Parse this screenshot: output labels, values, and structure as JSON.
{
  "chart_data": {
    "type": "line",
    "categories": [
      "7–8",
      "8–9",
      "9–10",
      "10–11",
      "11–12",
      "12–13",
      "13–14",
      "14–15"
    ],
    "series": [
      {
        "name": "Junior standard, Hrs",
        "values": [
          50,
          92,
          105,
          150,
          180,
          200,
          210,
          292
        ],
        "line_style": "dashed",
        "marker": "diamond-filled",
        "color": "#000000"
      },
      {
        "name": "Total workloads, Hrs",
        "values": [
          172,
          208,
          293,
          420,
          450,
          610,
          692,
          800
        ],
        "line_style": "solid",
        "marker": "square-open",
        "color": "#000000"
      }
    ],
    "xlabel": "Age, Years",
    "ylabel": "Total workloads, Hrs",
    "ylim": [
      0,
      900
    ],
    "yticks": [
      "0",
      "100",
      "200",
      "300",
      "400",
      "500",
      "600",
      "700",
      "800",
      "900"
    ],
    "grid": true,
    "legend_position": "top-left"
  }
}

========

• WORK TO BE COMPLETED: Output the records above in their entirety, exactly.

• RESULT BELOW:
Parse this screenshot: output labels, values, and structure as JSON.
{
  "chart_data": {
    "type": "line",
    "categories": [
      "7–8",
      "8–9",
      "9–10",
      "10–11",
      "11–12",
      "12–13",
      "13–14",
      "14–15"
    ],
    "series": [
      {
        "name": "Junior standard, Hrs",
        "values": [
          50,
          92,
          105,
          150,
          180,
          200,
          210,
          292
        ],
        "line_style": "dashed",
        "marker": "diamond-filled",
        "color": "#000000"
      },
      {
        "name": "Total workloads, Hrs",
        "values": [
          172,
          208,
          293,
          420,
          450,
          610,
          692,
          800
        ],
        "line_style": "solid",
        "marker": "square-open",
        "color": "#000000"
      }
    ],
    "xlabel": "Age, Years",
    "ylabel": "Total workloads, Hrs",
    "ylim": [
      0,
      900
    ],
    "yticks": [
      "0",
      "100",
      "200",
      "300",
      "400",
      "500",
      "600",
      "700",
      "800",
      "900"
    ],
    "grid": true,
    "legend_position": "top-left"
  }
}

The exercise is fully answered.